(Records from a data source)
————

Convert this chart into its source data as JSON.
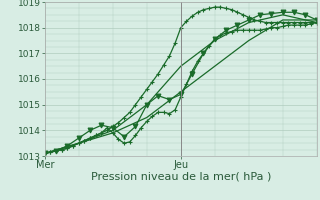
{
  "background_color": "#d8ede4",
  "grid_color": "#b0ccbe",
  "line_color": "#1a6b2a",
  "xlim": [
    0,
    48
  ],
  "ylim": [
    1013.0,
    1019.0
  ],
  "yticks": [
    1013,
    1014,
    1015,
    1016,
    1017,
    1018,
    1019
  ],
  "xlabel": "Pression niveau de la mer( hPa )",
  "xlabel_fontsize": 8,
  "xtick_labels": [
    "Mer",
    "Jeu"
  ],
  "xtick_positions": [
    0,
    24
  ],
  "vline_x": 24,
  "series": [
    {
      "x": [
        0,
        1,
        2,
        3,
        4,
        5,
        6,
        7,
        8,
        9,
        10,
        11,
        12,
        13,
        14,
        15,
        16,
        17,
        18,
        19,
        20,
        21,
        22,
        23,
        24,
        25,
        26,
        27,
        28,
        29,
        30,
        31,
        32,
        33,
        34,
        35,
        36,
        37,
        38,
        39,
        40,
        41,
        42,
        43,
        44,
        45,
        46,
        47,
        48
      ],
      "y": [
        1013.1,
        1013.15,
        1013.2,
        1013.25,
        1013.3,
        1013.4,
        1013.5,
        1013.6,
        1013.7,
        1013.8,
        1013.9,
        1014.0,
        1014.15,
        1014.3,
        1014.5,
        1014.7,
        1015.0,
        1015.3,
        1015.6,
        1015.9,
        1016.2,
        1016.55,
        1016.9,
        1017.4,
        1018.0,
        1018.25,
        1018.45,
        1018.6,
        1018.7,
        1018.75,
        1018.8,
        1018.8,
        1018.75,
        1018.7,
        1018.6,
        1018.5,
        1018.4,
        1018.3,
        1018.25,
        1018.2,
        1018.2,
        1018.2,
        1018.2,
        1018.2,
        1018.2,
        1018.2,
        1018.2,
        1018.2,
        1018.2
      ],
      "marker": "+",
      "markersize": 3.5,
      "linewidth": 0.9
    },
    {
      "x": [
        0,
        1,
        2,
        3,
        4,
        5,
        6,
        7,
        8,
        9,
        10,
        11,
        12,
        13,
        14,
        15,
        16,
        17,
        18,
        19,
        20,
        21,
        22,
        23,
        24,
        25,
        26,
        27,
        28,
        29,
        30,
        31,
        32,
        33,
        34,
        35,
        36,
        37,
        38,
        39,
        40,
        41,
        42,
        43,
        44,
        45,
        46,
        47,
        48
      ],
      "y": [
        1013.1,
        1013.15,
        1013.2,
        1013.25,
        1013.3,
        1013.4,
        1013.5,
        1013.6,
        1013.7,
        1013.8,
        1013.9,
        1014.1,
        1013.9,
        1013.65,
        1013.5,
        1013.55,
        1013.8,
        1014.1,
        1014.35,
        1014.55,
        1014.7,
        1014.7,
        1014.65,
        1014.8,
        1015.3,
        1015.8,
        1016.3,
        1016.7,
        1017.0,
        1017.3,
        1017.55,
        1017.7,
        1017.8,
        1017.85,
        1017.9,
        1017.9,
        1017.9,
        1017.9,
        1017.9,
        1017.95,
        1018.0,
        1018.0,
        1018.05,
        1018.1,
        1018.1,
        1018.1,
        1018.1,
        1018.15,
        1018.2
      ],
      "marker": "+",
      "markersize": 3.5,
      "linewidth": 0.9
    },
    {
      "x": [
        0,
        2,
        4,
        6,
        8,
        10,
        12,
        14,
        16,
        18,
        20,
        22,
        24,
        26,
        28,
        30,
        32,
        34,
        36,
        38,
        40,
        42,
        44,
        46,
        48
      ],
      "y": [
        1013.1,
        1013.2,
        1013.4,
        1013.7,
        1014.0,
        1014.2,
        1014.1,
        1013.75,
        1014.15,
        1015.0,
        1015.35,
        1015.2,
        1015.4,
        1016.2,
        1017.0,
        1017.55,
        1017.9,
        1018.1,
        1018.3,
        1018.5,
        1018.55,
        1018.6,
        1018.6,
        1018.5,
        1018.3
      ],
      "marker": "v",
      "markersize": 3.5,
      "linewidth": 0.9
    },
    {
      "x": [
        0,
        6,
        12,
        18,
        24,
        30,
        36,
        42,
        48
      ],
      "y": [
        1013.1,
        1013.5,
        1014.0,
        1015.0,
        1016.5,
        1017.5,
        1018.2,
        1018.5,
        1018.2
      ],
      "marker": null,
      "linewidth": 0.9
    },
    {
      "x": [
        0,
        6,
        12,
        18,
        24,
        30,
        36,
        42,
        48
      ],
      "y": [
        1013.1,
        1013.5,
        1013.9,
        1014.5,
        1015.5,
        1016.5,
        1017.5,
        1018.3,
        1018.3
      ],
      "marker": null,
      "linewidth": 0.9
    }
  ]
}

————

__Exercise brief__: Images must not appear in the copy; reproduce everything else in the records verbatim.

__Answer in full__:
Convert this chart into its source data as JSON.
{
  "background_color": "#d8ede4",
  "grid_color": "#b0ccbe",
  "line_color": "#1a6b2a",
  "xlim": [
    0,
    48
  ],
  "ylim": [
    1013.0,
    1019.0
  ],
  "yticks": [
    1013,
    1014,
    1015,
    1016,
    1017,
    1018,
    1019
  ],
  "xlabel": "Pression niveau de la mer( hPa )",
  "xlabel_fontsize": 8,
  "xtick_labels": [
    "Mer",
    "Jeu"
  ],
  "xtick_positions": [
    0,
    24
  ],
  "vline_x": 24,
  "series": [
    {
      "x": [
        0,
        1,
        2,
        3,
        4,
        5,
        6,
        7,
        8,
        9,
        10,
        11,
        12,
        13,
        14,
        15,
        16,
        17,
        18,
        19,
        20,
        21,
        22,
        23,
        24,
        25,
        26,
        27,
        28,
        29,
        30,
        31,
        32,
        33,
        34,
        35,
        36,
        37,
        38,
        39,
        40,
        41,
        42,
        43,
        44,
        45,
        46,
        47,
        48
      ],
      "y": [
        1013.1,
        1013.15,
        1013.2,
        1013.25,
        1013.3,
        1013.4,
        1013.5,
        1013.6,
        1013.7,
        1013.8,
        1013.9,
        1014.0,
        1014.15,
        1014.3,
        1014.5,
        1014.7,
        1015.0,
        1015.3,
        1015.6,
        1015.9,
        1016.2,
        1016.55,
        1016.9,
        1017.4,
        1018.0,
        1018.25,
        1018.45,
        1018.6,
        1018.7,
        1018.75,
        1018.8,
        1018.8,
        1018.75,
        1018.7,
        1018.6,
        1018.5,
        1018.4,
        1018.3,
        1018.25,
        1018.2,
        1018.2,
        1018.2,
        1018.2,
        1018.2,
        1018.2,
        1018.2,
        1018.2,
        1018.2,
        1018.2
      ],
      "marker": "+",
      "markersize": 3.5,
      "linewidth": 0.9
    },
    {
      "x": [
        0,
        1,
        2,
        3,
        4,
        5,
        6,
        7,
        8,
        9,
        10,
        11,
        12,
        13,
        14,
        15,
        16,
        17,
        18,
        19,
        20,
        21,
        22,
        23,
        24,
        25,
        26,
        27,
        28,
        29,
        30,
        31,
        32,
        33,
        34,
        35,
        36,
        37,
        38,
        39,
        40,
        41,
        42,
        43,
        44,
        45,
        46,
        47,
        48
      ],
      "y": [
        1013.1,
        1013.15,
        1013.2,
        1013.25,
        1013.3,
        1013.4,
        1013.5,
        1013.6,
        1013.7,
        1013.8,
        1013.9,
        1014.1,
        1013.9,
        1013.65,
        1013.5,
        1013.55,
        1013.8,
        1014.1,
        1014.35,
        1014.55,
        1014.7,
        1014.7,
        1014.65,
        1014.8,
        1015.3,
        1015.8,
        1016.3,
        1016.7,
        1017.0,
        1017.3,
        1017.55,
        1017.7,
        1017.8,
        1017.85,
        1017.9,
        1017.9,
        1017.9,
        1017.9,
        1017.9,
        1017.95,
        1018.0,
        1018.0,
        1018.05,
        1018.1,
        1018.1,
        1018.1,
        1018.1,
        1018.15,
        1018.2
      ],
      "marker": "+",
      "markersize": 3.5,
      "linewidth": 0.9
    },
    {
      "x": [
        0,
        2,
        4,
        6,
        8,
        10,
        12,
        14,
        16,
        18,
        20,
        22,
        24,
        26,
        28,
        30,
        32,
        34,
        36,
        38,
        40,
        42,
        44,
        46,
        48
      ],
      "y": [
        1013.1,
        1013.2,
        1013.4,
        1013.7,
        1014.0,
        1014.2,
        1014.1,
        1013.75,
        1014.15,
        1015.0,
        1015.35,
        1015.2,
        1015.4,
        1016.2,
        1017.0,
        1017.55,
        1017.9,
        1018.1,
        1018.3,
        1018.5,
        1018.55,
        1018.6,
        1018.6,
        1018.5,
        1018.3
      ],
      "marker": "v",
      "markersize": 3.5,
      "linewidth": 0.9
    },
    {
      "x": [
        0,
        6,
        12,
        18,
        24,
        30,
        36,
        42,
        48
      ],
      "y": [
        1013.1,
        1013.5,
        1014.0,
        1015.0,
        1016.5,
        1017.5,
        1018.2,
        1018.5,
        1018.2
      ],
      "marker": null,
      "linewidth": 0.9
    },
    {
      "x": [
        0,
        6,
        12,
        18,
        24,
        30,
        36,
        42,
        48
      ],
      "y": [
        1013.1,
        1013.5,
        1013.9,
        1014.5,
        1015.5,
        1016.5,
        1017.5,
        1018.3,
        1018.3
      ],
      "marker": null,
      "linewidth": 0.9
    }
  ]
}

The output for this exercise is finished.